> **SHORT EXERCISE**
All of the data below should be written out exactly.

# Start of RECORDS SHOWN

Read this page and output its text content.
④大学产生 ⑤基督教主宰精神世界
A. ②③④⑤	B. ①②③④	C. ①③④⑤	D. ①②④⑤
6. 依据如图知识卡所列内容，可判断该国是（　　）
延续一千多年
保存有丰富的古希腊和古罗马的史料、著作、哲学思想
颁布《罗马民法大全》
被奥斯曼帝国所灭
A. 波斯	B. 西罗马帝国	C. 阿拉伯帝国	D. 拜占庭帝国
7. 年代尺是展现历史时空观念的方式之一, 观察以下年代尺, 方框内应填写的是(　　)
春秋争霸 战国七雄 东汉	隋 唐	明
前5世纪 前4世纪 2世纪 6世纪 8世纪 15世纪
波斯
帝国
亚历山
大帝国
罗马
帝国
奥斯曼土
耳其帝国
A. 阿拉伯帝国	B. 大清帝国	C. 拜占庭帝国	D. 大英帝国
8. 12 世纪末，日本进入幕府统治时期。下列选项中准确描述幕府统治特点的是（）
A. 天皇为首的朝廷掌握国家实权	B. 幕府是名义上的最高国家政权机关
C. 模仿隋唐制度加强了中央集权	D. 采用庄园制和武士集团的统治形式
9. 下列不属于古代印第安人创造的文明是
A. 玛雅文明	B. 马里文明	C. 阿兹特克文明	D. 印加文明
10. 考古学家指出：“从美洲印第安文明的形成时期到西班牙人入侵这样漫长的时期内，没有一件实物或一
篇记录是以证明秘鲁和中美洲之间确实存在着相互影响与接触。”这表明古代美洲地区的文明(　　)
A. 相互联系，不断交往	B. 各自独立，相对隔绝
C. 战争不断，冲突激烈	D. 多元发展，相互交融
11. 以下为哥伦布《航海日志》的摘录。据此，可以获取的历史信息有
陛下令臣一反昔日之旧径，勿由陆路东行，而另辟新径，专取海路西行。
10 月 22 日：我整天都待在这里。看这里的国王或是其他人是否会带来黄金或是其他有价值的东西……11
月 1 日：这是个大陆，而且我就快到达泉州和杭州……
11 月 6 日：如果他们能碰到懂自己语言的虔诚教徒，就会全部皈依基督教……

# End of RECORDS SHOWN

> **THE ANSWER**
Read this page and output its text content.
④大学产生 ⑤基督教主宰精神世界
A. ②③④⑤	B. ①②③④	C. ①③④⑤	D. ①②④⑤
6. 依据如图知识卡所列内容，可判断该国是（　　）
延续一千多年
保存有丰富的古希腊和古罗马的史料、著作、哲学思想
颁布《罗马民法大全》
被奥斯曼帝国所灭
A. 波斯	B. 西罗马帝国	C. 阿拉伯帝国	D. 拜占庭帝国
7. 年代尺是展现历史时空观念的方式之一, 观察以下年代尺, 方框内应填写的是(　　)
春秋争霸 战国七雄 东汉	隋 唐	明
前5世纪 前4世纪 2世纪 6世纪 8世纪 15世纪
波斯
帝国
亚历山
大帝国
罗马
帝国
奥斯曼土
耳其帝国
A. 阿拉伯帝国	B. 大清帝国	C. 拜占庭帝国	D. 大英帝国
8. 12 世纪末，日本进入幕府统治时期。下列选项中准确描述幕府统治特点的是（）
A. 天皇为首的朝廷掌握国家实权	B. 幕府是名义上的最高国家政权机关
C. 模仿隋唐制度加强了中央集权	D. 采用庄园制和武士集团的统治形式
9. 下列不属于古代印第安人创造的文明是
A. 玛雅文明	B. 马里文明	C. 阿兹特克文明	D. 印加文明
10. 考古学家指出：“从美洲印第安文明的形成时期到西班牙人入侵这样漫长的时期内，没有一件实物或一
篇记录是以证明秘鲁和中美洲之间确实存在着相互影响与接触。”这表明古代美洲地区的文明(　　)
A. 相互联系，不断交往	B. 各自独立，相对隔绝
C. 战争不断，冲突激烈	D. 多元发展，相互交融
11. 以下为哥伦布《航海日志》的摘录。据此，可以获取的历史信息有
陛下令臣一反昔日之旧径，勿由陆路东行，而另辟新径，专取海路西行。
10 月 22 日：我整天都待在这里。看这里的国王或是其他人是否会带来黄金或是其他有价值的东西……11
月 1 日：这是个大陆，而且我就快到达泉州和杭州……
11 月 6 日：如果他们能碰到懂自己语言的虔诚教徒，就会全部皈依基督教……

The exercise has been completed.